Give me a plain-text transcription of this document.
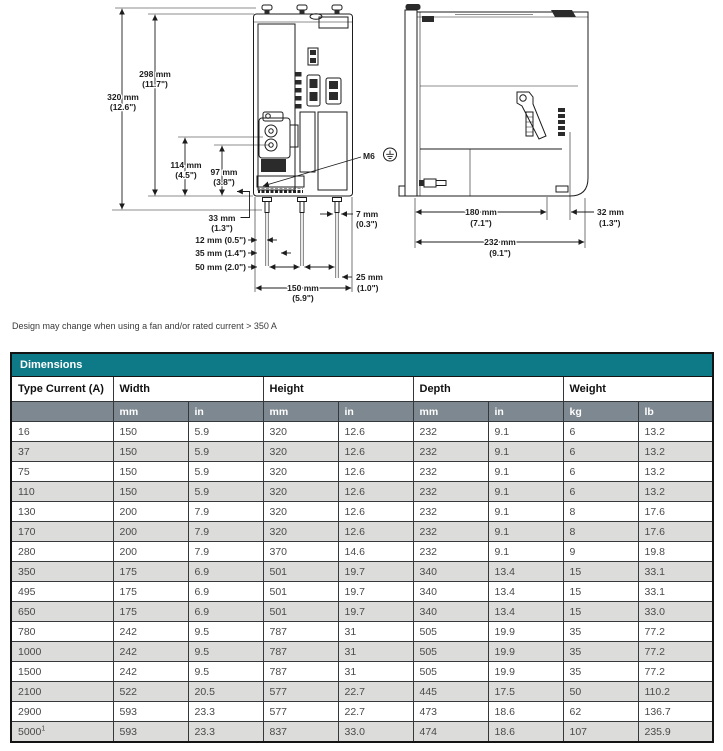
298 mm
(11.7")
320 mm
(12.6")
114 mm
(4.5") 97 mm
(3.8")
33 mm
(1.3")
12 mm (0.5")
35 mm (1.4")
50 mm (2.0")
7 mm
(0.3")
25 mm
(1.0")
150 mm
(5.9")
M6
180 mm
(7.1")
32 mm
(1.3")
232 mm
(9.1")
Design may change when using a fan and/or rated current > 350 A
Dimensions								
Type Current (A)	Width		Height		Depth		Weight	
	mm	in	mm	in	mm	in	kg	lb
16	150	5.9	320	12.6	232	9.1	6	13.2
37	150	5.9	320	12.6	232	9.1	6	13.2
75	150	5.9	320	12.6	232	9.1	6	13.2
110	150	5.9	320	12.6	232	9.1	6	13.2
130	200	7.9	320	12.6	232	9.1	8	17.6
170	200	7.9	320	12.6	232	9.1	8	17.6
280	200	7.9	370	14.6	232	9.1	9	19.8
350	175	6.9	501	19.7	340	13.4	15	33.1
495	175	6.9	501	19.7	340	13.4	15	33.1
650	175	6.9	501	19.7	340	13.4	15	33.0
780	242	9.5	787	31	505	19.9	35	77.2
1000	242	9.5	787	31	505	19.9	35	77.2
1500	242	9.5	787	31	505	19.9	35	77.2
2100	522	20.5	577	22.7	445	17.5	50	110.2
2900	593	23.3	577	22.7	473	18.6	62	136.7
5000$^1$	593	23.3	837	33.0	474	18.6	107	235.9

* * *

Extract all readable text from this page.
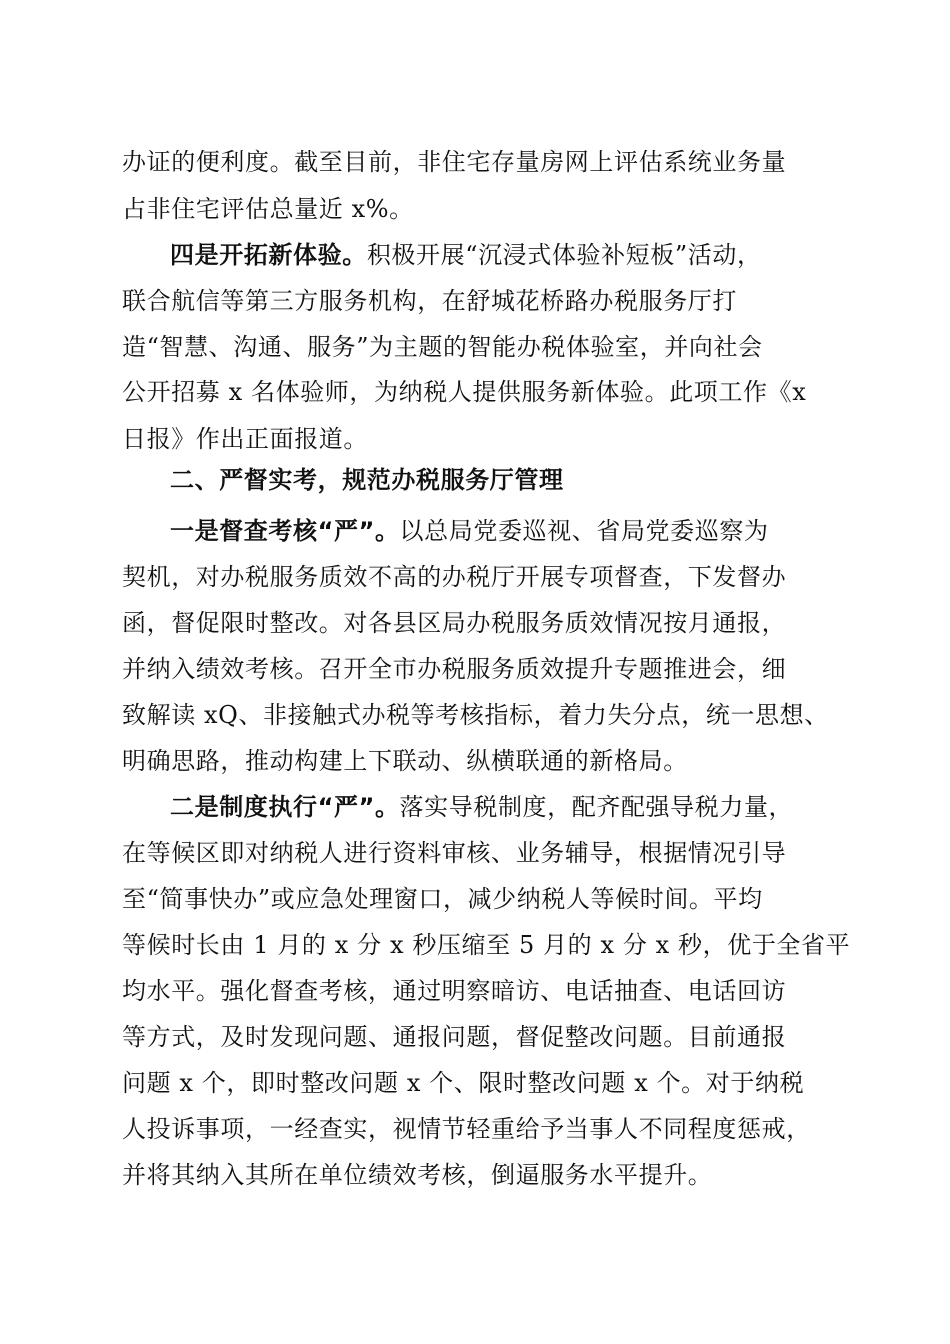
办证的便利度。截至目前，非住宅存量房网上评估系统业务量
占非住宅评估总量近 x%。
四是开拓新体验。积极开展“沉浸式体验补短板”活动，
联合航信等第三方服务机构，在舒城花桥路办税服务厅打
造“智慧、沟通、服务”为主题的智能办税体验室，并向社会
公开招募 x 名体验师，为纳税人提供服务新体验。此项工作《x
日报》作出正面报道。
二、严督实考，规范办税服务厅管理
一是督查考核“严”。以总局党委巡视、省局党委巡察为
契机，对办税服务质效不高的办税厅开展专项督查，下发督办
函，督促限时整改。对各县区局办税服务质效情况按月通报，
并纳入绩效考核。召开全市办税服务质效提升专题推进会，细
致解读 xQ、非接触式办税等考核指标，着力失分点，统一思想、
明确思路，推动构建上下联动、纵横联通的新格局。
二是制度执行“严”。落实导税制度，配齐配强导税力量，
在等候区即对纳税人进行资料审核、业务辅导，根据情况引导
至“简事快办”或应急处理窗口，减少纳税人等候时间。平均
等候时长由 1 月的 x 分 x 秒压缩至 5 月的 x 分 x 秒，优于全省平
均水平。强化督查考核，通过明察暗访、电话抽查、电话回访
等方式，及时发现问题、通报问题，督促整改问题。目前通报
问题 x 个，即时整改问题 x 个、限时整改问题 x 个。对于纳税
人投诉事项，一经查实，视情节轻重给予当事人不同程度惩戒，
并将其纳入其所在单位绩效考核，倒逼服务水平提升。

--

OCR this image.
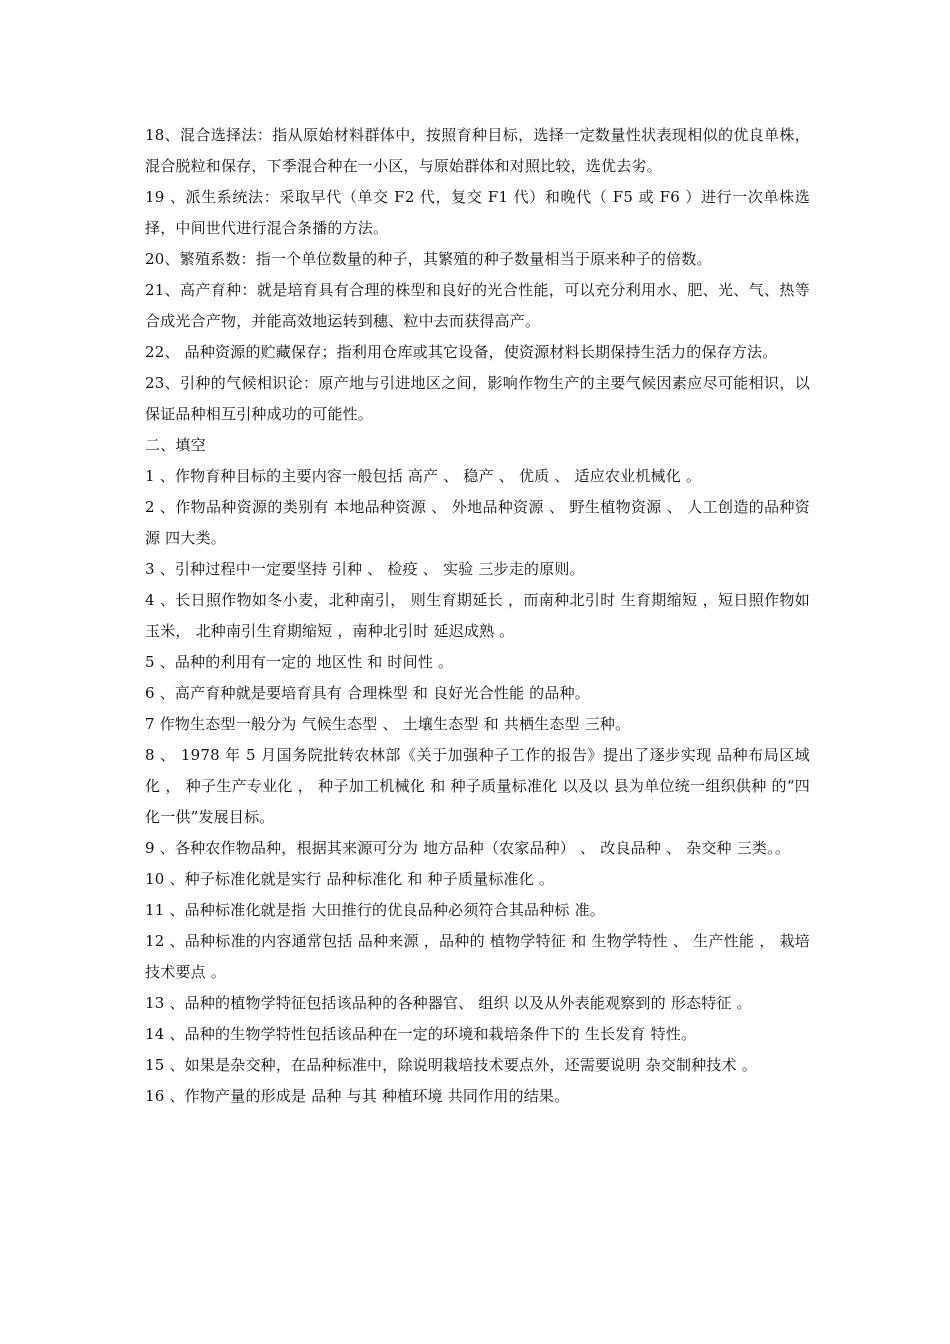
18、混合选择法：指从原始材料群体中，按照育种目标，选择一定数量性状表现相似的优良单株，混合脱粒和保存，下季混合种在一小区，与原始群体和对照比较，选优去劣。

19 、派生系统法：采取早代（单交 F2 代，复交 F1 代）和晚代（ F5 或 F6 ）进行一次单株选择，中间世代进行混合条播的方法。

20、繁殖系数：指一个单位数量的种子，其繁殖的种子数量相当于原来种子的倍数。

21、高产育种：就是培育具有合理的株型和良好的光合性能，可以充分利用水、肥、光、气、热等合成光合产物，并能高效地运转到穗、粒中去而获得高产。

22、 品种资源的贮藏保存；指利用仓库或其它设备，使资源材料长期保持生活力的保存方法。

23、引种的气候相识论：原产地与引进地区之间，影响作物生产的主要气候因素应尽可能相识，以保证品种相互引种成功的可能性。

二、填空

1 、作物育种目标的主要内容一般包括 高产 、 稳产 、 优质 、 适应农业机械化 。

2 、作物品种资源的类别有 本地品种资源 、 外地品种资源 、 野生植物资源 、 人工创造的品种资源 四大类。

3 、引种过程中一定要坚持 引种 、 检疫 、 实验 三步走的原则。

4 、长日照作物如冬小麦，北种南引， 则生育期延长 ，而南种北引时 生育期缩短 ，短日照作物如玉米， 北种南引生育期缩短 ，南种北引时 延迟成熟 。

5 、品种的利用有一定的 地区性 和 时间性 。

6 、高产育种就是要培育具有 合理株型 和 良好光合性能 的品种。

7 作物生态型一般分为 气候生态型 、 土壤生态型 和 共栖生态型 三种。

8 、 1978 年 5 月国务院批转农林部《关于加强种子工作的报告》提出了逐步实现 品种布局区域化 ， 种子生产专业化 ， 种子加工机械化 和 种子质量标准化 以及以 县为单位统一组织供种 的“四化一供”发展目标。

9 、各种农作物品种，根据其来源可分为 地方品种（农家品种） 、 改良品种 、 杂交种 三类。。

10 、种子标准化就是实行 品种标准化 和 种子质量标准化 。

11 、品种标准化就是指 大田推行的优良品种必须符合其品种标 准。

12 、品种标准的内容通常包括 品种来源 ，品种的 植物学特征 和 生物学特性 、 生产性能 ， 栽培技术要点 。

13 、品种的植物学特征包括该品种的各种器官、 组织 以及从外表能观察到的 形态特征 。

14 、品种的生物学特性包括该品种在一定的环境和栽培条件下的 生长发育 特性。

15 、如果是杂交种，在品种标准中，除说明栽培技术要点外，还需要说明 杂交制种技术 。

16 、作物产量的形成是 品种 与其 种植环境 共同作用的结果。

**Aim of the exercise:** Say how many lines of the data include the word "this". Respond with the number alone.

**Output of the task:** 3